Supplied material

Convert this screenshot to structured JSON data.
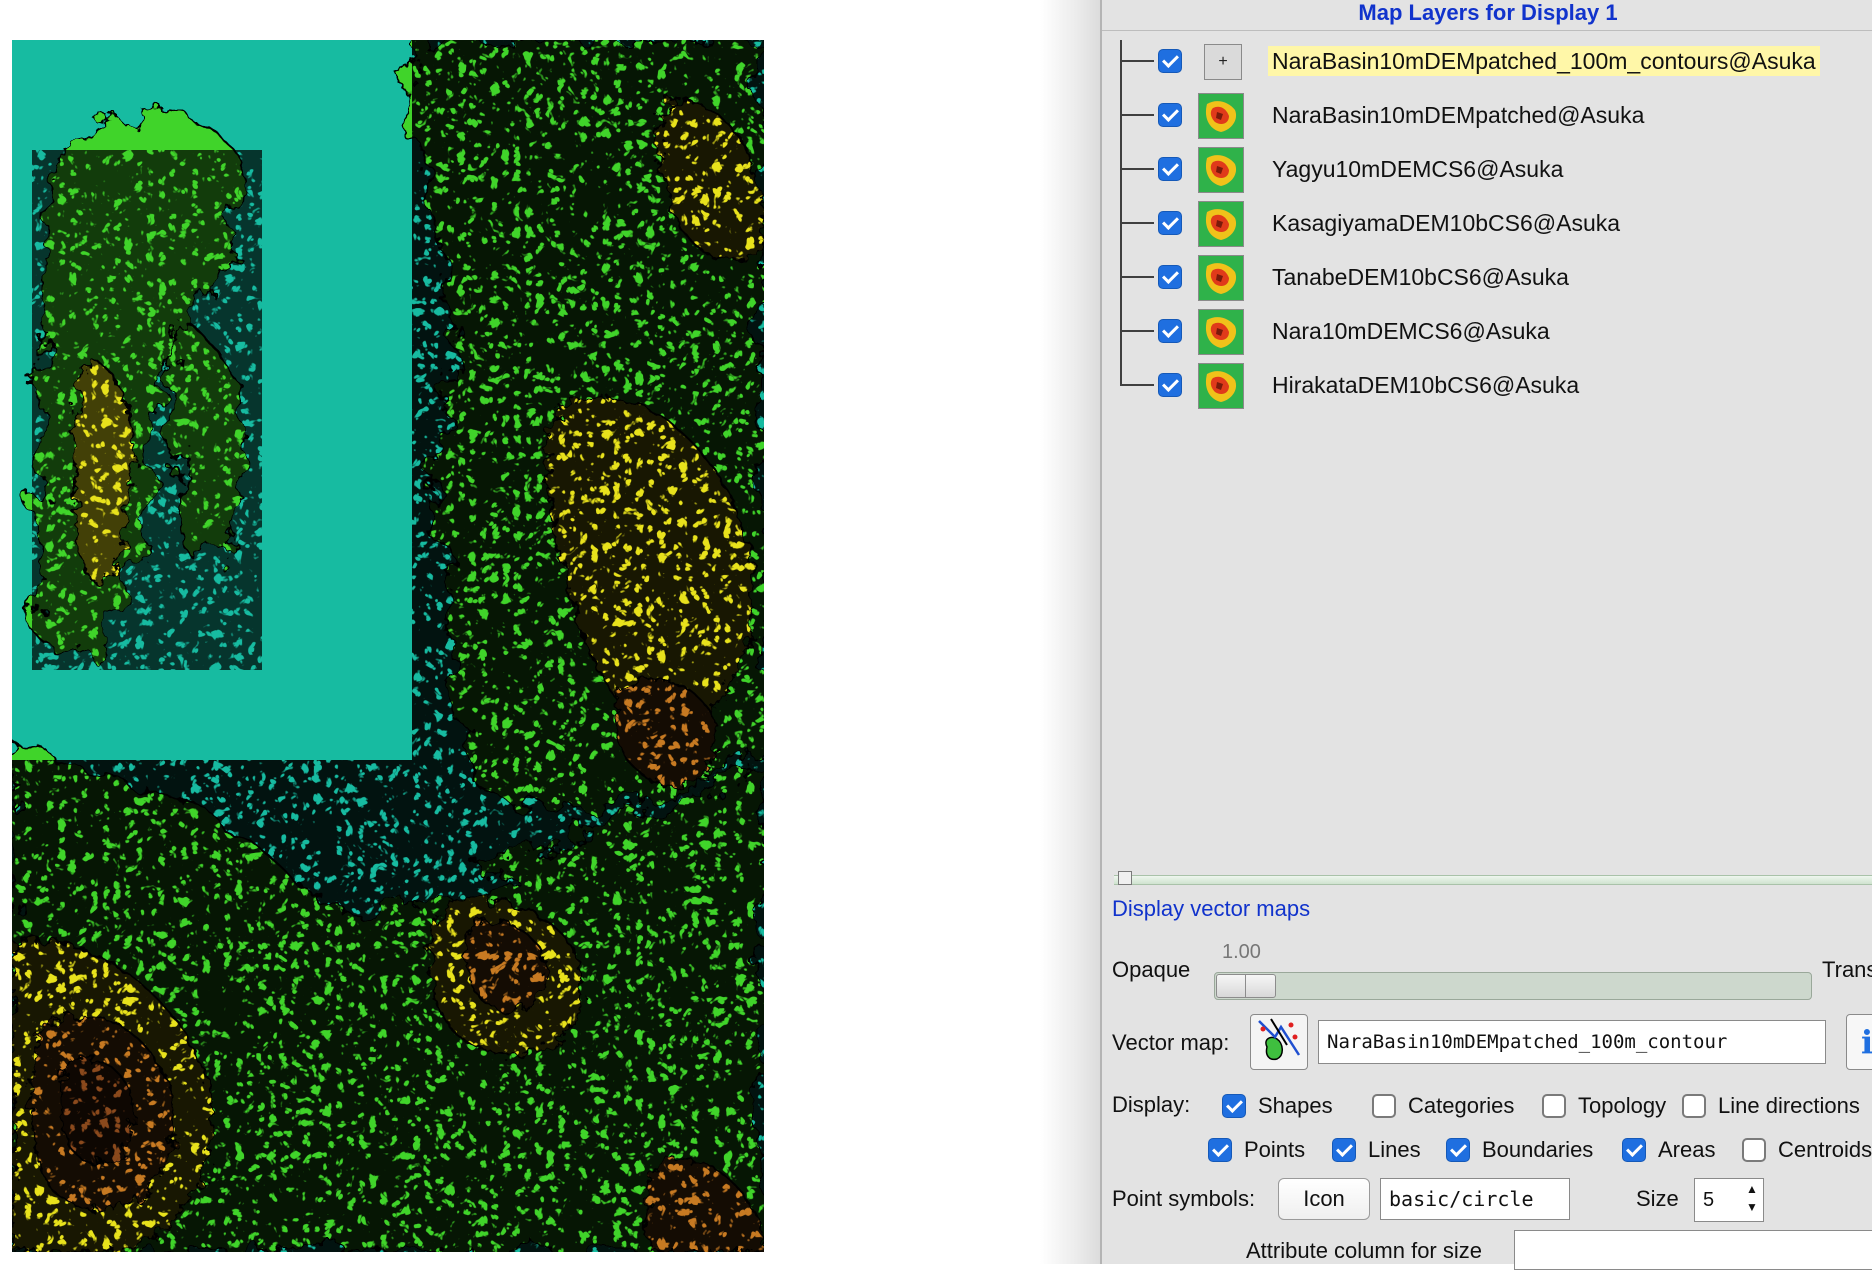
{
  "panel": {
    "title": "Map Layers for Display 1"
  },
  "layers": [
    {
      "name": "NaraBasin10mDEMpatched_100m_contours@Asuka",
      "checked": true,
      "type": "vector",
      "icon": "plus-icon",
      "selected": true
    },
    {
      "name": "NaraBasin10mDEMpatched@Asuka",
      "checked": true,
      "type": "raster",
      "icon": "raster-map-icon",
      "selected": false
    },
    {
      "name": "Yagyu10mDEMCS6@Asuka",
      "checked": true,
      "type": "raster",
      "icon": "raster-map-icon",
      "selected": false
    },
    {
      "name": "KasagiyamaDEM10bCS6@Asuka",
      "checked": true,
      "type": "raster",
      "icon": "raster-map-icon",
      "selected": false
    },
    {
      "name": "TanabeDEM10bCS6@Asuka",
      "checked": true,
      "type": "raster",
      "icon": "raster-map-icon",
      "selected": false
    },
    {
      "name": "Nara10mDEMCS6@Asuka",
      "checked": true,
      "type": "raster",
      "icon": "raster-map-icon",
      "selected": false
    },
    {
      "name": "HirakataDEM10bCS6@Asuka",
      "checked": true,
      "type": "raster",
      "icon": "raster-map-icon",
      "selected": false
    }
  ],
  "options": {
    "section_title": "Display vector maps",
    "opacity": {
      "left_label": "Opaque",
      "right_label": "Trans",
      "value_text": "1.00",
      "value": 1.0
    },
    "vector_map": {
      "label": "Vector map:",
      "value": "NaraBasin10mDEMpatched_100m_contour",
      "info_label": "i"
    },
    "display": {
      "label": "Display:",
      "row1": [
        {
          "label": "Shapes",
          "checked": true
        },
        {
          "label": "Categories",
          "checked": false
        },
        {
          "label": "Topology",
          "checked": false
        },
        {
          "label": "Line directions",
          "checked": false
        }
      ],
      "row2": [
        {
          "label": "Points",
          "checked": true
        },
        {
          "label": "Lines",
          "checked": true
        },
        {
          "label": "Boundaries",
          "checked": true
        },
        {
          "label": "Areas",
          "checked": true
        },
        {
          "label": "Centroids",
          "checked": false
        }
      ]
    },
    "point_symbols": {
      "label": "Point symbols:",
      "icon_button": "Icon",
      "symbol": "basic/circle",
      "size_label": "Size",
      "size": "5"
    },
    "attribute_size": {
      "label": "Attribute column for size"
    }
  },
  "colors": {
    "accent": "#1133cc",
    "checkbox": "#1f6fe0",
    "selected_row": "#fff7a8",
    "panel_bg": "#e3e3e3",
    "map_low": "#17bba1",
    "map_mid": "#3fd42a",
    "map_high": "#e8e21a",
    "map_peak": "#a0561c",
    "contour": "#000000"
  }
}
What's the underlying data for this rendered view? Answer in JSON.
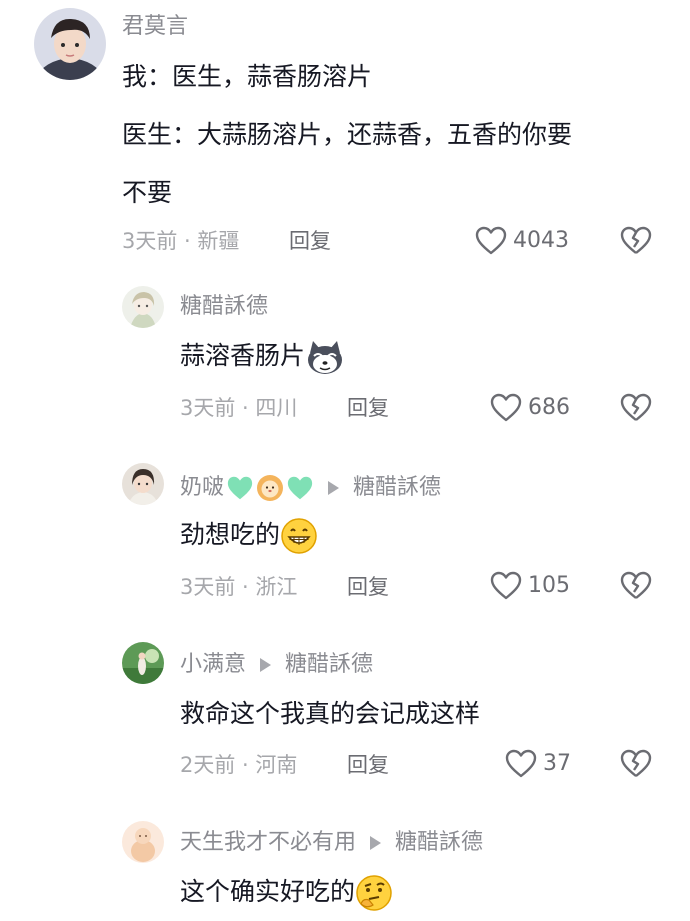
{
  "comments": [
    {
      "user": "君莫言",
      "lines": [
        "我：医生，蒜香肠溶片",
        "医生：大蒜肠溶片，还蒜香，五香的你要",
        "不要"
      ],
      "time_location": "3天前 · 新疆",
      "reply_label": "回复",
      "likes": "4043",
      "avatar_icon": "avatar-young-man"
    },
    {
      "user": "糖醋訸德",
      "lines": [
        "蒜溶香肠片"
      ],
      "emoji_icon": "husky-dog-emoji",
      "time_location": "3天前 · 四川",
      "reply_label": "回复",
      "likes": "686",
      "avatar_icon": "avatar-anime-girl"
    },
    {
      "user": "奶啵",
      "badge_icons": [
        "green-heart-icon",
        "lion-face-icon",
        "green-heart-icon"
      ],
      "reply_to": "糖醋訸德",
      "lines": [
        "劲想吃的"
      ],
      "emoji_icon": "grinning-face-emoji",
      "time_location": "3天前 · 浙江",
      "reply_label": "回复",
      "likes": "105",
      "avatar_icon": "avatar-girl-portrait"
    },
    {
      "user": "小满意",
      "reply_to": "糖醋訸德",
      "lines": [
        "救命这个我真的会记成这样"
      ],
      "time_location": "2天前 · 河南",
      "reply_label": "回复",
      "likes": "37",
      "avatar_icon": "avatar-outdoor-green"
    },
    {
      "user": "天生我才不必有用",
      "reply_to": "糖醋訸德",
      "lines": [
        "这个确实好吃的"
      ],
      "emoji_icon": "thinking-face-emoji",
      "avatar_icon": "avatar-peach-figure"
    }
  ],
  "colors": {
    "username": "#8a8b91",
    "text": "#161823",
    "meta": "#a6a7ab",
    "icon": "#6b6c72"
  }
}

Problem details
Copy every entry word for word, but omit the pictures.

Solution
Convert this screenshot to structured JSON data.
{
  "panel": {
    "title": "Map Layers for Display 1"
  },
  "layers": [
    {
      "name": "NaraBasin10mDEMpatched_100m_contours@Asuka",
      "checked": true,
      "type": "vector",
      "icon": "plus-icon",
      "selected": true
    },
    {
      "name": "NaraBasin10mDEMpatched@Asuka",
      "checked": true,
      "type": "raster",
      "icon": "raster-map-icon",
      "selected": false
    },
    {
      "name": "Yagyu10mDEMCS6@Asuka",
      "checked": true,
      "type": "raster",
      "icon": "raster-map-icon",
      "selected": false
    },
    {
      "name": "KasagiyamaDEM10bCS6@Asuka",
      "checked": true,
      "type": "raster",
      "icon": "raster-map-icon",
      "selected": false
    },
    {
      "name": "TanabeDEM10bCS6@Asuka",
      "checked": true,
      "type": "raster",
      "icon": "raster-map-icon",
      "selected": false
    },
    {
      "name": "Nara10mDEMCS6@Asuka",
      "checked": true,
      "type": "raster",
      "icon": "raster-map-icon",
      "selected": false
    },
    {
      "name": "HirakataDEM10bCS6@Asuka",
      "checked": true,
      "type": "raster",
      "icon": "raster-map-icon",
      "selected": false
    }
  ],
  "options": {
    "section_title": "Display vector maps",
    "opacity": {
      "left_label": "Opaque",
      "right_label": "Trans",
      "value_text": "1.00",
      "value": 1.0
    },
    "vector_map": {
      "label": "Vector map:",
      "value": "NaraBasin10mDEMpatched_100m_contour",
      "info_label": "i"
    },
    "display": {
      "label": "Display:",
      "row1": [
        {
          "label": "Shapes",
          "checked": true
        },
        {
          "label": "Categories",
          "checked": false
        },
        {
          "label": "Topology",
          "checked": false
        },
        {
          "label": "Line directions",
          "checked": false
        }
      ],
      "row2": [
        {
          "label": "Points",
          "checked": true
        },
        {
          "label": "Lines",
          "checked": true
        },
        {
          "label": "Boundaries",
          "checked": true
        },
        {
          "label": "Areas",
          "checked": true
        },
        {
          "label": "Centroids",
          "checked": false
        }
      ]
    },
    "point_symbols": {
      "label": "Point symbols:",
      "icon_button": "Icon",
      "symbol": "basic/circle",
      "size_label": "Size",
      "size": "5"
    },
    "attribute_size": {
      "label": "Attribute column for size"
    }
  },
  "colors": {
    "accent": "#1133cc",
    "checkbox": "#1f6fe0",
    "selected_row": "#fff7a8",
    "panel_bg": "#e3e3e3",
    "map_low": "#17bba1",
    "map_mid": "#3fd42a",
    "map_high": "#e8e21a",
    "map_peak": "#a0561c",
    "contour": "#000000"
  }
}
What's the underlying data for this rendered view? Answer in JSON.
{
  "comments": [
    {
      "user": "君莫言",
      "lines": [
        "我：医生，蒜香肠溶片",
        "医生：大蒜肠溶片，还蒜香，五香的你要",
        "不要"
      ],
      "time_location": "3天前 · 新疆",
      "reply_label": "回复",
      "likes": "4043",
      "avatar_icon": "avatar-young-man"
    },
    {
      "user": "糖醋訸德",
      "lines": [
        "蒜溶香肠片"
      ],
      "emoji_icon": "husky-dog-emoji",
      "time_location": "3天前 · 四川",
      "reply_label": "回复",
      "likes": "686",
      "avatar_icon": "avatar-anime-girl"
    },
    {
      "user": "奶啵",
      "badge_icons": [
        "green-heart-icon",
        "lion-face-icon",
        "green-heart-icon"
      ],
      "reply_to": "糖醋訸德",
      "lines": [
        "劲想吃的"
      ],
      "emoji_icon": "grinning-face-emoji",
      "time_location": "3天前 · 浙江",
      "reply_label": "回复",
      "likes": "105",
      "avatar_icon": "avatar-girl-portrait"
    },
    {
      "user": "小满意",
      "reply_to": "糖醋訸德",
      "lines": [
        "救命这个我真的会记成这样"
      ],
      "time_location": "2天前 · 河南",
      "reply_label": "回复",
      "likes": "37",
      "avatar_icon": "avatar-outdoor-green"
    },
    {
      "user": "天生我才不必有用",
      "reply_to": "糖醋訸德",
      "lines": [
        "这个确实好吃的"
      ],
      "emoji_icon": "thinking-face-emoji",
      "avatar_icon": "avatar-peach-figure"
    }
  ],
  "colors": {
    "username": "#8a8b91",
    "text": "#161823",
    "meta": "#a6a7ab",
    "icon": "#6b6c72"
  }
}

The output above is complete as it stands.